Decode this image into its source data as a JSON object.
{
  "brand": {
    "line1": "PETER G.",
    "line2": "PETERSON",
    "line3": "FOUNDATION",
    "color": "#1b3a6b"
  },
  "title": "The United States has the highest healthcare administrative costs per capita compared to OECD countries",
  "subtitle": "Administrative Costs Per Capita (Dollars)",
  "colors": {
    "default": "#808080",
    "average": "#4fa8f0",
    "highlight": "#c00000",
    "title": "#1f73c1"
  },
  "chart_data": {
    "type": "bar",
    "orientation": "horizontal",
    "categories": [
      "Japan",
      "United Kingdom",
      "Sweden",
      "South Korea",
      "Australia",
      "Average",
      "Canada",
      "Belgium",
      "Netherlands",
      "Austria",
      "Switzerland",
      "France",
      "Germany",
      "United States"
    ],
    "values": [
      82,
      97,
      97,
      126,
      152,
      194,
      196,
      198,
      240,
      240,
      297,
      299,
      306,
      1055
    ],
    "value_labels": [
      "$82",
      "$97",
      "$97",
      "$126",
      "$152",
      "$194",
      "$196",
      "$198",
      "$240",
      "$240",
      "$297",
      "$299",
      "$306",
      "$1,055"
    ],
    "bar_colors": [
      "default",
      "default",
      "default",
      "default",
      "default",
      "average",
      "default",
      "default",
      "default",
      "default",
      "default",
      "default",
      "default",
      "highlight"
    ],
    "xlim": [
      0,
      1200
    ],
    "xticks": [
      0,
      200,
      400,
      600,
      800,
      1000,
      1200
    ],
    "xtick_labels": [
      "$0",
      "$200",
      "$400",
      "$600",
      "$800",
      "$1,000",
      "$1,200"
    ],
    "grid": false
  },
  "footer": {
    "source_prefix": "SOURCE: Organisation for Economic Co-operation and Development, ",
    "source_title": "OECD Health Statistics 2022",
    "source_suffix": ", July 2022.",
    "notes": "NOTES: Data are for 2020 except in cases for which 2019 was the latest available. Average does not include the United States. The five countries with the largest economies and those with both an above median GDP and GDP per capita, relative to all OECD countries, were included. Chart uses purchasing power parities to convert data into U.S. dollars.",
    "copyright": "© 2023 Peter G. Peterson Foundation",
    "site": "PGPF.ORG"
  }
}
○ ○ ○ ○
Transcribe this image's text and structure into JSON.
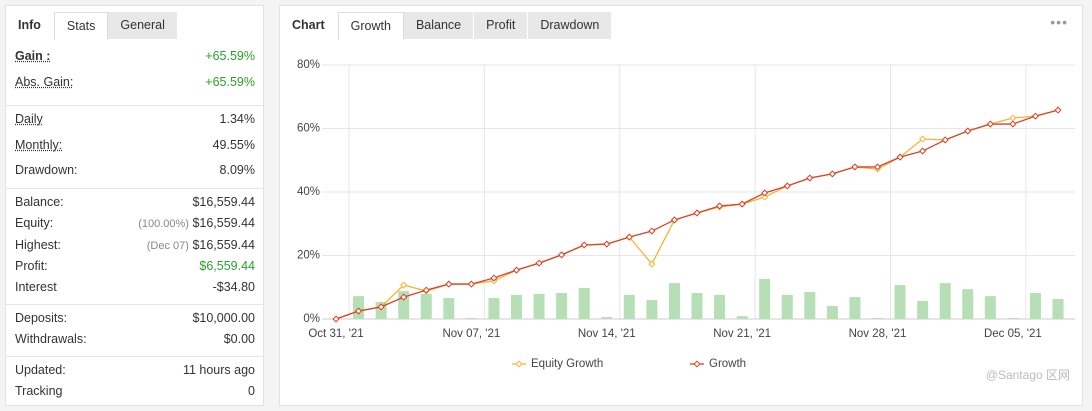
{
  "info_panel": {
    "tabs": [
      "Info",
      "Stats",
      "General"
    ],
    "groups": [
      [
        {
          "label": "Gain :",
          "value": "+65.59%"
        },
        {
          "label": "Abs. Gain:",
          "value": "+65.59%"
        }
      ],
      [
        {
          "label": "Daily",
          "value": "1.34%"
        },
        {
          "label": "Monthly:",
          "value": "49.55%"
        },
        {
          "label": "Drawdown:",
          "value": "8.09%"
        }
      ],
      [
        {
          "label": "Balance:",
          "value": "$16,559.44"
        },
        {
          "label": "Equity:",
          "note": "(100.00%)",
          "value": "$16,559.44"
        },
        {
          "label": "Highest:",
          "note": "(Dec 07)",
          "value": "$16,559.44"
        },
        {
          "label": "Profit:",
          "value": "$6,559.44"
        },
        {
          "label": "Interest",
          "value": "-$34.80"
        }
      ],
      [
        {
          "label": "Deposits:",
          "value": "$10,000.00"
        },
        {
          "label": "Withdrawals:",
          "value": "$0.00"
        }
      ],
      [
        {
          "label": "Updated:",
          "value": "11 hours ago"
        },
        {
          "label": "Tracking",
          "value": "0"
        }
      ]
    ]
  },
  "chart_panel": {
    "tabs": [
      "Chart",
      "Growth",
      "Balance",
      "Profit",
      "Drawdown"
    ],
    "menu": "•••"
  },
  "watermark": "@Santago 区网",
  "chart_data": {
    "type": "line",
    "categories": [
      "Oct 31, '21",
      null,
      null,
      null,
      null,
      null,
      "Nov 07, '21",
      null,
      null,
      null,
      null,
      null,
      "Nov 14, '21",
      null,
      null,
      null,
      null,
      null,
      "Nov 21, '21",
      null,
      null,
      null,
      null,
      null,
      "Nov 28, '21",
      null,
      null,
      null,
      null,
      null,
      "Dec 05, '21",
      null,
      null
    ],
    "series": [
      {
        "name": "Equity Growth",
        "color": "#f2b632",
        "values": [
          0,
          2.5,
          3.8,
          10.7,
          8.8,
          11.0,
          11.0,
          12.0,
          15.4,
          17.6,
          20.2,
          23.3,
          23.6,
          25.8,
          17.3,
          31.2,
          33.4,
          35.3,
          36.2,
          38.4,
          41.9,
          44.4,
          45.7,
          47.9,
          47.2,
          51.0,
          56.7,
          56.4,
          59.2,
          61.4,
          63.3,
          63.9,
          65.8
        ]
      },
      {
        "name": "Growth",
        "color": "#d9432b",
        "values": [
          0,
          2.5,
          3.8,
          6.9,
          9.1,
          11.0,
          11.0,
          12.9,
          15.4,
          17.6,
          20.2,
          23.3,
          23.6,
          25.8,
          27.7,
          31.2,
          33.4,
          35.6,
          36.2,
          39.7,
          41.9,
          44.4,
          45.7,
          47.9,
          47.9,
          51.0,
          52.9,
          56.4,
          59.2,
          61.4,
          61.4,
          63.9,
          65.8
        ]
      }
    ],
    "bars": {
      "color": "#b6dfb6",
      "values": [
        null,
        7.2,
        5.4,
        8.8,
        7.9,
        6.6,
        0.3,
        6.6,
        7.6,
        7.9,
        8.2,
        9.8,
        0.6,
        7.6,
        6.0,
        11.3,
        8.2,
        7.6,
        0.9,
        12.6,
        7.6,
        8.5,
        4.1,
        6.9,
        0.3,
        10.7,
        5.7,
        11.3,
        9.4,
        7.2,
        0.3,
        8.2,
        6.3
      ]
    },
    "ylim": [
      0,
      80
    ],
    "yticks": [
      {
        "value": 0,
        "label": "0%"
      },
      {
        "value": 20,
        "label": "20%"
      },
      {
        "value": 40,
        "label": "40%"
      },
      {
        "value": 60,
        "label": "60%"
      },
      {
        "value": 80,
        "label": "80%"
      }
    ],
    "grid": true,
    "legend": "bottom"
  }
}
○ ○ ○ ○
Count the lines in which the string "JSON" appears, then report only that figure.

→ RESULT OF THIS TASK: 2